● Goal of the exercise
Repeat the listing that follows, character for character, minus the pictures.

(Recorded data)
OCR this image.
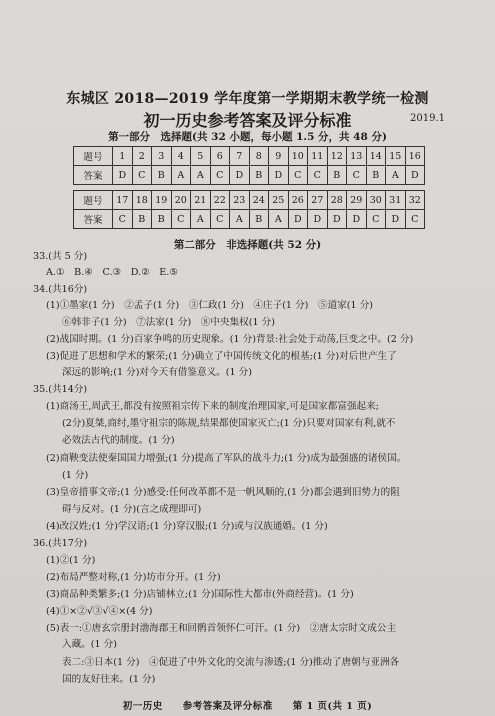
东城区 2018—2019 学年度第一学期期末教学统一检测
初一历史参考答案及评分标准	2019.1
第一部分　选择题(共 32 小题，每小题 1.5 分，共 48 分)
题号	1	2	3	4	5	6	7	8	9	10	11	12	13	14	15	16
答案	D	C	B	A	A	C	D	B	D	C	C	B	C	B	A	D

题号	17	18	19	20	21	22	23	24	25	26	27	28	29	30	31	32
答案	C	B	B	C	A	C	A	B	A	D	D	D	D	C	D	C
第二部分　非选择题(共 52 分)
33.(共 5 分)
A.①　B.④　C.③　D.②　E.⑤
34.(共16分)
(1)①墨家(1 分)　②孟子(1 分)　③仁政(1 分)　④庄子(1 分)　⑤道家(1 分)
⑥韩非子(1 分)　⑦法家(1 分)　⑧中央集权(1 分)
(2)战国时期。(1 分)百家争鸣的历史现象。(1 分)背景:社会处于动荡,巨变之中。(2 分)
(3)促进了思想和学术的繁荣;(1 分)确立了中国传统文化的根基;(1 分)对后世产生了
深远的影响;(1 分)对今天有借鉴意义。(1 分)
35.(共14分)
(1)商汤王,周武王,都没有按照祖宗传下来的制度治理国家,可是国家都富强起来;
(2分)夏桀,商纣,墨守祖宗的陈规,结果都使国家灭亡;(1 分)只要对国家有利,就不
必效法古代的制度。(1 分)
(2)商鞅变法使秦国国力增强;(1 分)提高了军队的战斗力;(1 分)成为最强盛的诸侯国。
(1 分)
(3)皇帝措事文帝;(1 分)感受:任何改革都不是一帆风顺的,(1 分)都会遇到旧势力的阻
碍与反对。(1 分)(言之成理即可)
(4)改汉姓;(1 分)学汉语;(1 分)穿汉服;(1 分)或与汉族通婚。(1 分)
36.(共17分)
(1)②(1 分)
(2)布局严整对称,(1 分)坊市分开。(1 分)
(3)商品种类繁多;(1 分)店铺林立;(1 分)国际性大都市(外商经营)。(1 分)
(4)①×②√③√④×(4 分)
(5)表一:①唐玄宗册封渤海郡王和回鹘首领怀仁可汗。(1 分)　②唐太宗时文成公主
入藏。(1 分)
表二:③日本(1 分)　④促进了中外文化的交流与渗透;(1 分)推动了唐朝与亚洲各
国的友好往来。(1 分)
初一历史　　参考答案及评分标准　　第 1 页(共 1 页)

● Result of the task
OCR this image.
东城区 2018—2019 学年度第一学期期末教学统一检测
初一历史参考答案及评分标准	2019.1
第一部分　选择题(共 32 小题，每小题 1.5 分，共 48 分)
题号	1	2	3	4	5	6	7	8	9	10	11	12	13	14	15	16
答案	D	C	B	A	A	C	D	B	D	C	C	B	C	B	A	D

题号	17	18	19	20	21	22	23	24	25	26	27	28	29	30	31	32
答案	C	B	B	C	A	C	A	B	A	D	D	D	D	C	D	C
第二部分　非选择题(共 52 分)
33.(共 5 分)
A.①　B.④　C.③　D.②　E.⑤
34.(共16分)
(1)①墨家(1 分)　②孟子(1 分)　③仁政(1 分)　④庄子(1 分)　⑤道家(1 分)
⑥韩非子(1 分)　⑦法家(1 分)　⑧中央集权(1 分)
(2)战国时期。(1 分)百家争鸣的历史现象。(1 分)背景:社会处于动荡,巨变之中。(2 分)
(3)促进了思想和学术的繁荣;(1 分)确立了中国传统文化的根基;(1 分)对后世产生了
深远的影响;(1 分)对今天有借鉴意义。(1 分)
35.(共14分)
(1)商汤王,周武王,都没有按照祖宗传下来的制度治理国家,可是国家都富强起来;
(2分)夏桀,商纣,墨守祖宗的陈规,结果都使国家灭亡;(1 分)只要对国家有利,就不
必效法古代的制度。(1 分)
(2)商鞅变法使秦国国力增强;(1 分)提高了军队的战斗力;(1 分)成为最强盛的诸侯国。
(1 分)
(3)皇帝措事文帝;(1 分)感受:任何改革都不是一帆风顺的,(1 分)都会遇到旧势力的阻
碍与反对。(1 分)(言之成理即可)
(4)改汉姓;(1 分)学汉语;(1 分)穿汉服;(1 分)或与汉族通婚。(1 分)
36.(共17分)
(1)②(1 分)
(2)布局严整对称,(1 分)坊市分开。(1 分)
(3)商品种类繁多;(1 分)店铺林立;(1 分)国际性大都市(外商经营)。(1 分)
(4)①×②√③√④×(4 分)
(5)表一:①唐玄宗册封渤海郡王和回鹘首领怀仁可汗。(1 分)　②唐太宗时文成公主
入藏。(1 分)
表二:③日本(1 分)　④促进了中外文化的交流与渗透;(1 分)推动了唐朝与亚洲各
国的友好往来。(1 分)
初一历史　　参考答案及评分标准　　第 1 页(共 1 页)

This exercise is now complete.